----- PROVIDED RECORDS

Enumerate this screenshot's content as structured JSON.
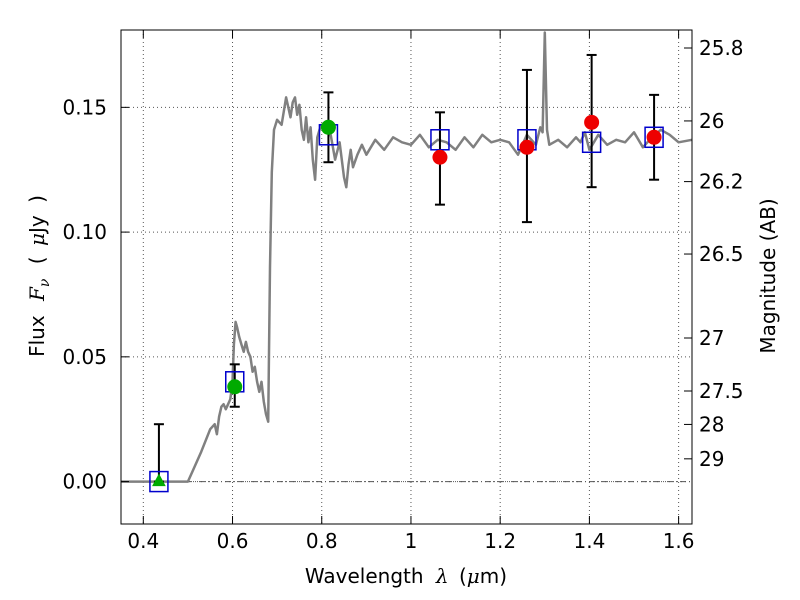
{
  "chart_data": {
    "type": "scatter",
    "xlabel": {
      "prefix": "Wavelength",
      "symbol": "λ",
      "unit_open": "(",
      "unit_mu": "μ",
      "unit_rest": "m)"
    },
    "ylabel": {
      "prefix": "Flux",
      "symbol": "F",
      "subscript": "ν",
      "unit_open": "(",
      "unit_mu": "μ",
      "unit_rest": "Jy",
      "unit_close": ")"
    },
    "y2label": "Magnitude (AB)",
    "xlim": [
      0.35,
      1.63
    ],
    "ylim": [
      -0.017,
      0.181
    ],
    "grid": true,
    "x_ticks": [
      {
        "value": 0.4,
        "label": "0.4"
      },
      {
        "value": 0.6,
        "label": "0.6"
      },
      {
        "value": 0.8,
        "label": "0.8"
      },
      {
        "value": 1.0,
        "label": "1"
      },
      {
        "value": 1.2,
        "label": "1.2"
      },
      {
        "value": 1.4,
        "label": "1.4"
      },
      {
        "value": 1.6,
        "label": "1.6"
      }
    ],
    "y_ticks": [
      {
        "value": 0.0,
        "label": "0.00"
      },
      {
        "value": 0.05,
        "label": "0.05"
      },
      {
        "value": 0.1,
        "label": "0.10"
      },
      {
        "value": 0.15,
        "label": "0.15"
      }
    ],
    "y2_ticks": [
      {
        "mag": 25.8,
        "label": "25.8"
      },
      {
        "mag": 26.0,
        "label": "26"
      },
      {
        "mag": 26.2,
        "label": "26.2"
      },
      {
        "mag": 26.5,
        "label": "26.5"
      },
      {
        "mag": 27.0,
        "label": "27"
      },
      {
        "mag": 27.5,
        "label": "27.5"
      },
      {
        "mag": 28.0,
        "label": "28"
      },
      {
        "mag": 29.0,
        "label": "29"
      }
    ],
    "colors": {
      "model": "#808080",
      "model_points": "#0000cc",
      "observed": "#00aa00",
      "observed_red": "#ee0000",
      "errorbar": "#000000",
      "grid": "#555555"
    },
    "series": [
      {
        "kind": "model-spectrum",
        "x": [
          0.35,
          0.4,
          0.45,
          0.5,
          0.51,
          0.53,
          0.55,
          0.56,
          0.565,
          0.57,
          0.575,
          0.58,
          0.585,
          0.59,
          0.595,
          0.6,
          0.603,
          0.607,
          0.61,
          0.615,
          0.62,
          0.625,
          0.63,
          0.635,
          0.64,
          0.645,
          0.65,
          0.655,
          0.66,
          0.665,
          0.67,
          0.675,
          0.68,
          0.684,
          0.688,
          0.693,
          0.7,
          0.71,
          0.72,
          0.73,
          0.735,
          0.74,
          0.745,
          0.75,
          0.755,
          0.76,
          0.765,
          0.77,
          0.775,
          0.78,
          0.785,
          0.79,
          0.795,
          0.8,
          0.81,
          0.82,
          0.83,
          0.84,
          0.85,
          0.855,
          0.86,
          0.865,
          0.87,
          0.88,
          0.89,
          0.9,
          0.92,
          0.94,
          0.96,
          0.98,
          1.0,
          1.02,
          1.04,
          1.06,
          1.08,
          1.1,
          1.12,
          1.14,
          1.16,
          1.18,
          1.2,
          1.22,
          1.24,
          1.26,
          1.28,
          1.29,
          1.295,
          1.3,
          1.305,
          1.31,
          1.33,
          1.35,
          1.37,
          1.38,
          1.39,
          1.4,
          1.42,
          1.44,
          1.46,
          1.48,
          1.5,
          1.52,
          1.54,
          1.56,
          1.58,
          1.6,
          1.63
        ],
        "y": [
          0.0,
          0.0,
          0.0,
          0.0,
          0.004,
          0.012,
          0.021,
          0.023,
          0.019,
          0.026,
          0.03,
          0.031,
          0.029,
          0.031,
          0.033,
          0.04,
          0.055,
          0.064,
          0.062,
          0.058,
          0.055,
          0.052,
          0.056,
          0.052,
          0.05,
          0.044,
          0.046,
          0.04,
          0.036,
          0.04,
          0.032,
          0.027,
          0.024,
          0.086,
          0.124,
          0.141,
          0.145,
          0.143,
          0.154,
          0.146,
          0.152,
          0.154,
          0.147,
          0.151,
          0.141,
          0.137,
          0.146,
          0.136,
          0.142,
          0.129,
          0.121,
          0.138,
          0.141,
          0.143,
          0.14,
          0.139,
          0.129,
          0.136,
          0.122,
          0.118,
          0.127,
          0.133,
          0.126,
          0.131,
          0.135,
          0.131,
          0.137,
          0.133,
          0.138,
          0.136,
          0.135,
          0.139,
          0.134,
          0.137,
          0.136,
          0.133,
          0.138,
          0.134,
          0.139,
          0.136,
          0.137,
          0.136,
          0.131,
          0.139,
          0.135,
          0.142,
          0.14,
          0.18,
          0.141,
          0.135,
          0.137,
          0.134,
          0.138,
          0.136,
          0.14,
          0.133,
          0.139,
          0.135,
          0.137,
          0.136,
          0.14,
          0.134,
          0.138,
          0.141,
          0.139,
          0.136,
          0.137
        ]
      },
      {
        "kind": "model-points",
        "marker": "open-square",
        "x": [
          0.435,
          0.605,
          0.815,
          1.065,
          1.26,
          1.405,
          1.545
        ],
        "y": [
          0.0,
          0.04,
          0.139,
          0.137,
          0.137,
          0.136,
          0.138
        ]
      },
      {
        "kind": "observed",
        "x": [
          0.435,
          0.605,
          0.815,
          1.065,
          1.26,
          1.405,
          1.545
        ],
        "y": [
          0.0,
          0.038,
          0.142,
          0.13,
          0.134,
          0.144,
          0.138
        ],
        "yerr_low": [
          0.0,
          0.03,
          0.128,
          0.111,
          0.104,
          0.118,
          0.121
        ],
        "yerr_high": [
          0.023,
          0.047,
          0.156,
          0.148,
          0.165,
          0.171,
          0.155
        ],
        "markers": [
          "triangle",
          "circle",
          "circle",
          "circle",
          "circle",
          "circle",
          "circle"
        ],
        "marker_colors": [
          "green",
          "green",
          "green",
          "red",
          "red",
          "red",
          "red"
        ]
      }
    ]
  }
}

----------
----- PROVIDED RECORDS

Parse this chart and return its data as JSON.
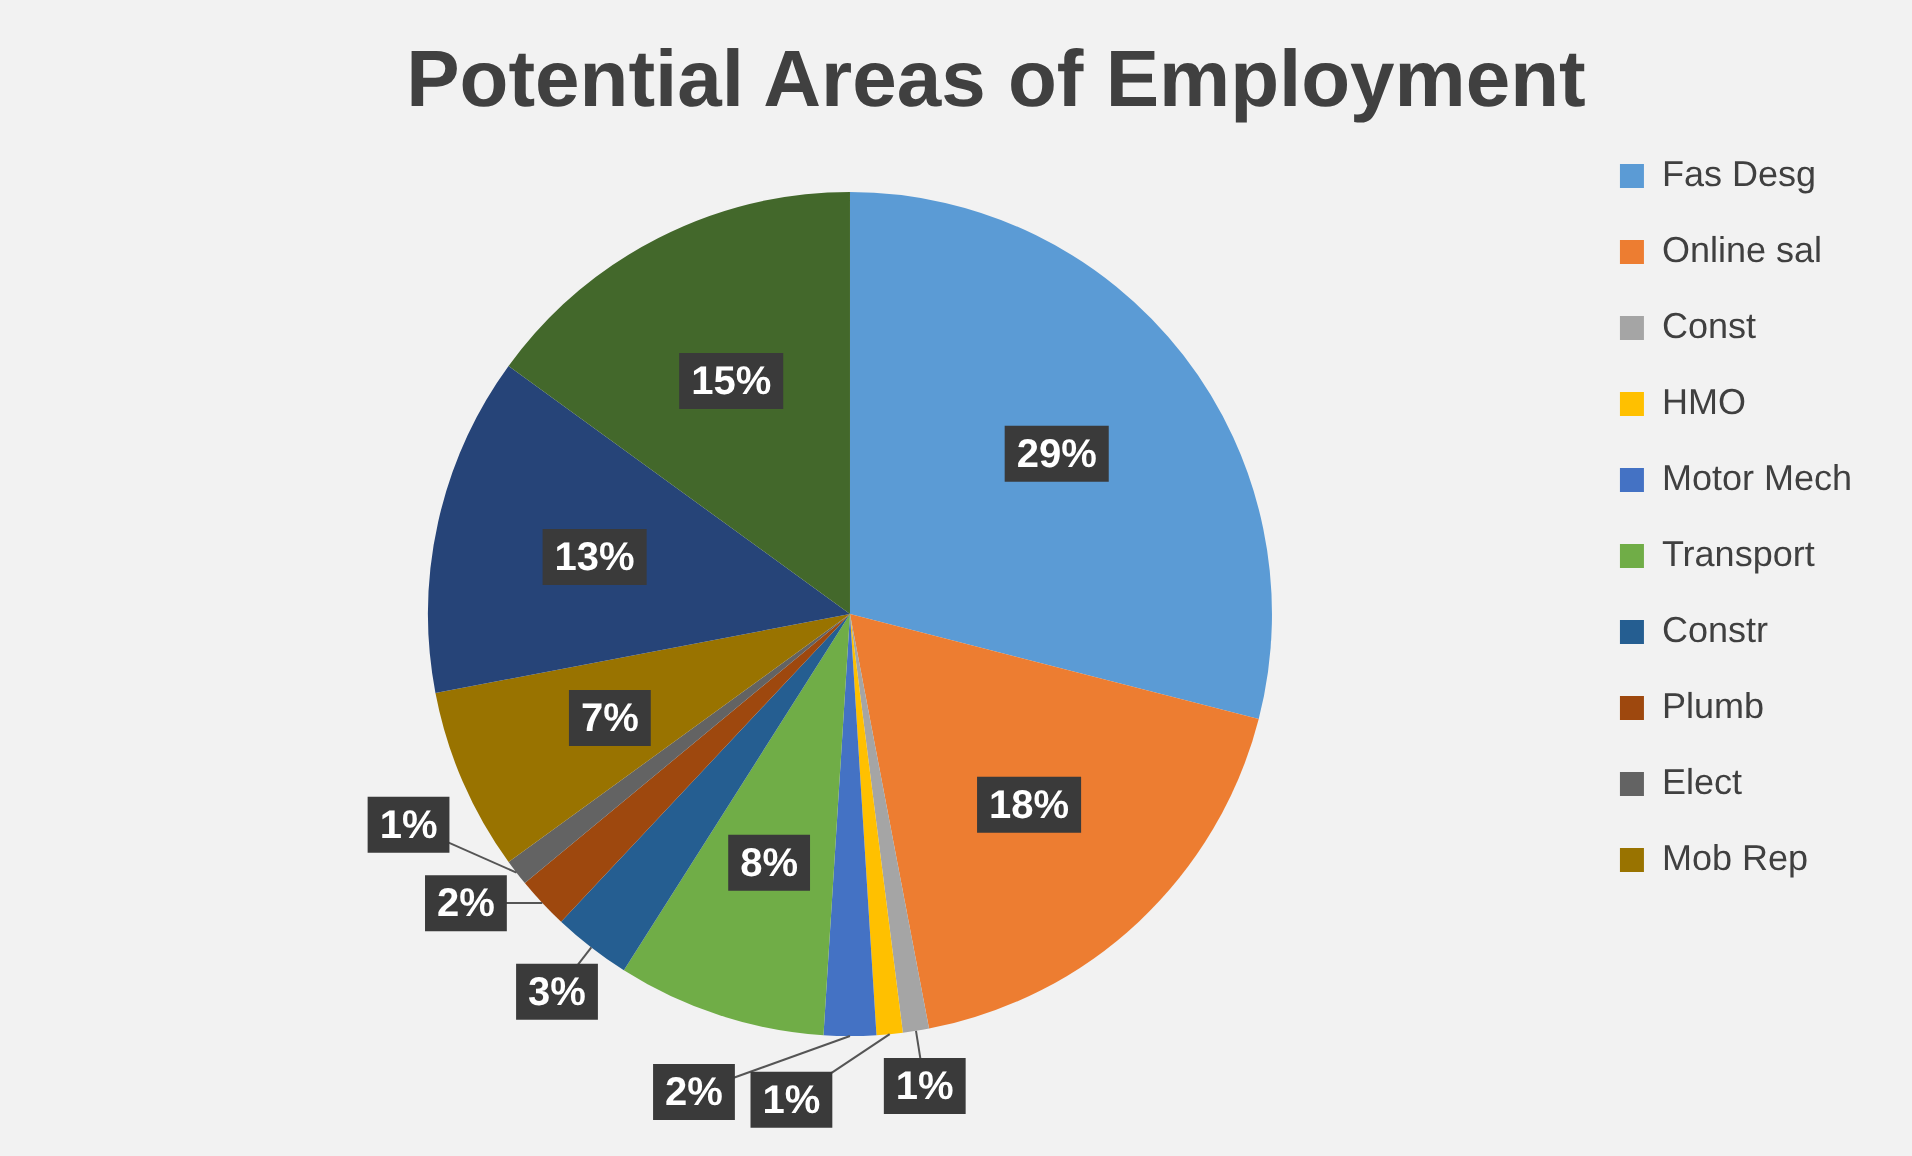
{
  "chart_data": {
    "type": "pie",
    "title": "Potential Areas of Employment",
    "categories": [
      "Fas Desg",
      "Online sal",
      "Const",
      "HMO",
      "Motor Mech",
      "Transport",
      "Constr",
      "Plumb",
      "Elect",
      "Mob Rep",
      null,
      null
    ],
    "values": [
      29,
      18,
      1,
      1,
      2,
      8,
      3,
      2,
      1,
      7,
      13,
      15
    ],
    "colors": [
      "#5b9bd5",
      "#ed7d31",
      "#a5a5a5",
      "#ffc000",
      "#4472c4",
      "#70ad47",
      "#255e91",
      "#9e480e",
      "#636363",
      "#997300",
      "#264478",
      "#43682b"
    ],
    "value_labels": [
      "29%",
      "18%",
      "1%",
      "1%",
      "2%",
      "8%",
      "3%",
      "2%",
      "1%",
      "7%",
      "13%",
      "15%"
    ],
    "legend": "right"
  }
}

----------
----- PROVIDED RECORDS

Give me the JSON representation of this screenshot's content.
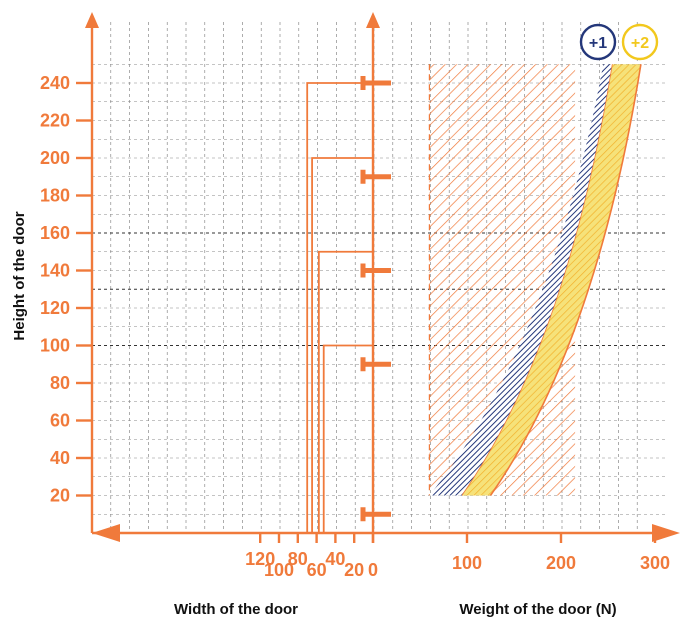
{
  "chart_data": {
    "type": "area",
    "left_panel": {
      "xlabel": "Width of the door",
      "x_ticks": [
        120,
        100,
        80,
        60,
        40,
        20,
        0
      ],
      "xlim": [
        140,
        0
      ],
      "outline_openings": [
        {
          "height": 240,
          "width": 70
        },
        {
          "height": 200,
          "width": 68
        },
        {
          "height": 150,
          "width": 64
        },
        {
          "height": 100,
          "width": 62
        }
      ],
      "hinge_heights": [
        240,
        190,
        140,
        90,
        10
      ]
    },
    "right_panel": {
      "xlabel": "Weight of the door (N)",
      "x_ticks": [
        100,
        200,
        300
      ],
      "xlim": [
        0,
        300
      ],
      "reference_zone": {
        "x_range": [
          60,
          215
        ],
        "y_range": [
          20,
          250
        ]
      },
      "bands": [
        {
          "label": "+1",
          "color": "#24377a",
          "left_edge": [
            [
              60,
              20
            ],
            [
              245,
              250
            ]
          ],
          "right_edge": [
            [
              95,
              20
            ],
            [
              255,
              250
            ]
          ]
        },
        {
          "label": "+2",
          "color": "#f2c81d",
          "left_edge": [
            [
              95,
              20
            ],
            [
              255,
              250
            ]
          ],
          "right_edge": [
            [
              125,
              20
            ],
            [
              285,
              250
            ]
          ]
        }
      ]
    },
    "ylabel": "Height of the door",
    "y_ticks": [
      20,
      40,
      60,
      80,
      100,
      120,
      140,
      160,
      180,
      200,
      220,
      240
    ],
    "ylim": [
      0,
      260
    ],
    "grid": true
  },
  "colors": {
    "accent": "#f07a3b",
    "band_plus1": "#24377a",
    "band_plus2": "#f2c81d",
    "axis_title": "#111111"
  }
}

----------

WHAT THE EXERCISE ASKS - Track down every line of the material containing the string "content", and copy it.

WORKED ANSWER -
Enumerate this screenshot's content as structured JSON.
Give me the JSON representation of this screenshot's content.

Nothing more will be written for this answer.